### [Exercise directions]
Provide nothing but the number of lines containing the string "области".

### [Records to process]
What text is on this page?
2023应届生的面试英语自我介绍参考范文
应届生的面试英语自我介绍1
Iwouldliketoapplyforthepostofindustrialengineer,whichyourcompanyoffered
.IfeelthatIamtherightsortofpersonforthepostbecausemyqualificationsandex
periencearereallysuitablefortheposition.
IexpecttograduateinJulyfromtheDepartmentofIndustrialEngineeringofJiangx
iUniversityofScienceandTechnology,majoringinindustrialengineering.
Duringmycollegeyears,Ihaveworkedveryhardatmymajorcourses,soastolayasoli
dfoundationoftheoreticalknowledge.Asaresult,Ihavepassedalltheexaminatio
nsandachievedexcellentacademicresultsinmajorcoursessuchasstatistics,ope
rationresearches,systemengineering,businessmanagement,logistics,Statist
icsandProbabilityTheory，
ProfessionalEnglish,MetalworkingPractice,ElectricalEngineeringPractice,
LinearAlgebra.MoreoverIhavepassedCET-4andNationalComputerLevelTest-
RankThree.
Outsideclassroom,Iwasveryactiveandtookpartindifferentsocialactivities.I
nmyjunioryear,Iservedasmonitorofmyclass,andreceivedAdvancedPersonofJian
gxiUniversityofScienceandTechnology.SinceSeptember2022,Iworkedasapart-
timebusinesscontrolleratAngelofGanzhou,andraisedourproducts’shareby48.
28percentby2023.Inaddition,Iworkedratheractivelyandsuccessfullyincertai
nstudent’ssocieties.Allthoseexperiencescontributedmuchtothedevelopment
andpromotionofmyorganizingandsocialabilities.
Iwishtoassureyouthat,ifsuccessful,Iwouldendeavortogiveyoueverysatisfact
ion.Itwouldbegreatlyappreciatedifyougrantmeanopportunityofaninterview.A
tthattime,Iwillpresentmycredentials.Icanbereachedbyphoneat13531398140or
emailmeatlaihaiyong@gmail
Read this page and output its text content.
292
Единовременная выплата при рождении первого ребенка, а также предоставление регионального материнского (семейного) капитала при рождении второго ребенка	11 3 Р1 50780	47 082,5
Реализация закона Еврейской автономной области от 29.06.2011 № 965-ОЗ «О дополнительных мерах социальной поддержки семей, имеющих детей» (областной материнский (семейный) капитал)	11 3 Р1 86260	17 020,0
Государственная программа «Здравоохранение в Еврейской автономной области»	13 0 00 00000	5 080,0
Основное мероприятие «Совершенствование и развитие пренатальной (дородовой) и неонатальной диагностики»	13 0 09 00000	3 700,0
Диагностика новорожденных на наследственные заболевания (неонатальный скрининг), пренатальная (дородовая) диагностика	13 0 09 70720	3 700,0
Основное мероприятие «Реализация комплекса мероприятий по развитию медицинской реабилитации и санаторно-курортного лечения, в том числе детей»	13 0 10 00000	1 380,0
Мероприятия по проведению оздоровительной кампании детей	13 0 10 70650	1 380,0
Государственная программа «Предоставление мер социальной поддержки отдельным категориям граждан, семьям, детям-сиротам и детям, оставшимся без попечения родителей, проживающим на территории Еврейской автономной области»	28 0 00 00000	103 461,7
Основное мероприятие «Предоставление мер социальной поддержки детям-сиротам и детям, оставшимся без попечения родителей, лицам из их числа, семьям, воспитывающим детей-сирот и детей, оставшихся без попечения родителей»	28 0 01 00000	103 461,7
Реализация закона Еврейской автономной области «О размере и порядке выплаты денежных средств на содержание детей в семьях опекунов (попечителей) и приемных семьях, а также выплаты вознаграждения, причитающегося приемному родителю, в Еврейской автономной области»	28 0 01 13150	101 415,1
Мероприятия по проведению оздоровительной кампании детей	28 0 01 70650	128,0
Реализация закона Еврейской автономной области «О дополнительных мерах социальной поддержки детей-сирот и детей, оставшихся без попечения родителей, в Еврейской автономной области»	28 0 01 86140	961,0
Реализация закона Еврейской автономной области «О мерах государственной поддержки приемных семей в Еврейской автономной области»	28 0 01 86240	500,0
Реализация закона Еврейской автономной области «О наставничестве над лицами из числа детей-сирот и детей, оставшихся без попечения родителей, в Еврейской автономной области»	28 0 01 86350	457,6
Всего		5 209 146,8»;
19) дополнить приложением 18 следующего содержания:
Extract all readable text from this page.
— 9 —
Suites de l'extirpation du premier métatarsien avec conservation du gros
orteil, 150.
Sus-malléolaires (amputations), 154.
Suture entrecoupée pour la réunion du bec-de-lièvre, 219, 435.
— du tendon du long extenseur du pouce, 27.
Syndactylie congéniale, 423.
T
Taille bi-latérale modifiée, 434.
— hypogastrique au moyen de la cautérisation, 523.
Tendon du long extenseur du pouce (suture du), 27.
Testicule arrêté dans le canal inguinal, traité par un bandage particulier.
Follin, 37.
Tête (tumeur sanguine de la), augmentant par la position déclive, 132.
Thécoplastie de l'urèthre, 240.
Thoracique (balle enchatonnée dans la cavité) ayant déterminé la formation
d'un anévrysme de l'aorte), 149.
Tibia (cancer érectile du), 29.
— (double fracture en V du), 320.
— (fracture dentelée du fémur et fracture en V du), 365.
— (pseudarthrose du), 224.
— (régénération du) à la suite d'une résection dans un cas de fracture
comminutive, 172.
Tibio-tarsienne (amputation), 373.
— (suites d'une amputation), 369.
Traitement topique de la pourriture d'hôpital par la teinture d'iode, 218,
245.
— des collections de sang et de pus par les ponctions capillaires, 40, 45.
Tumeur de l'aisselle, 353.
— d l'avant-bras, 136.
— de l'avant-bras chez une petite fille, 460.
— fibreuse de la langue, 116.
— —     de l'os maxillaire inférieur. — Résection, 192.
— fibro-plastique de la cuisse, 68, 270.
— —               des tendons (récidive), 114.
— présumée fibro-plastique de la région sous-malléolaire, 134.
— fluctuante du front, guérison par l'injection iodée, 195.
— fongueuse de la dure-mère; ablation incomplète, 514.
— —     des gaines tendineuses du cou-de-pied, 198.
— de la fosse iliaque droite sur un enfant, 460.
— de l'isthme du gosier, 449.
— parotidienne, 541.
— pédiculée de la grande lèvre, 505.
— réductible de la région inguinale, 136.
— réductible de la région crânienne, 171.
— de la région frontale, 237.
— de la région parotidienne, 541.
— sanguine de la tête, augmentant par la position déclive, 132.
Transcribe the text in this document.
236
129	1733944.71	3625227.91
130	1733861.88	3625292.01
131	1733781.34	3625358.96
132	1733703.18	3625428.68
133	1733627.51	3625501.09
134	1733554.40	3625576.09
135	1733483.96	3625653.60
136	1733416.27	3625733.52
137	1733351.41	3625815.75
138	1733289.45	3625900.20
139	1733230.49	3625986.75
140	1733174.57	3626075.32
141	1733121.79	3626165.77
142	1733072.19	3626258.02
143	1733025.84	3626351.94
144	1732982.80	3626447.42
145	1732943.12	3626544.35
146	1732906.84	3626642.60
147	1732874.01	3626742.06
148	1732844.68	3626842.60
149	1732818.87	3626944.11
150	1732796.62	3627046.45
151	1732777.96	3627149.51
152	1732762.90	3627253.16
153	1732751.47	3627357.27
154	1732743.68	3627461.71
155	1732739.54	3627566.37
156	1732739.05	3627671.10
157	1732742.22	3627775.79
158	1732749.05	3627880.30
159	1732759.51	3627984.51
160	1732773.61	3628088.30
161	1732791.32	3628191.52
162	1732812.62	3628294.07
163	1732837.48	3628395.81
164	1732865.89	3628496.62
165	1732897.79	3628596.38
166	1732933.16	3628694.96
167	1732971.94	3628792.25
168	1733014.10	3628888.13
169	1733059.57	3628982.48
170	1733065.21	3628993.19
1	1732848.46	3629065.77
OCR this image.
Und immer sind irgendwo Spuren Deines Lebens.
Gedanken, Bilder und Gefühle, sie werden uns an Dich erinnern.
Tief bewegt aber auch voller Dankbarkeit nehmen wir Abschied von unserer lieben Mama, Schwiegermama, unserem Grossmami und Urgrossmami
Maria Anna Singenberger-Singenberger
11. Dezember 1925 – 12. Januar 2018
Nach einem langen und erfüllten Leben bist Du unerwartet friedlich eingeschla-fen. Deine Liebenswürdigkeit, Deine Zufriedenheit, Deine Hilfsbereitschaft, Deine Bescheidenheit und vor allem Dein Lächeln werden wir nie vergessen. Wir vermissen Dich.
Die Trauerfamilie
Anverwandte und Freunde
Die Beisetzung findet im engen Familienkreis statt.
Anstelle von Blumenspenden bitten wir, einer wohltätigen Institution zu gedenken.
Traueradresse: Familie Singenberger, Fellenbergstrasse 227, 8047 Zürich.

### [Solution]
7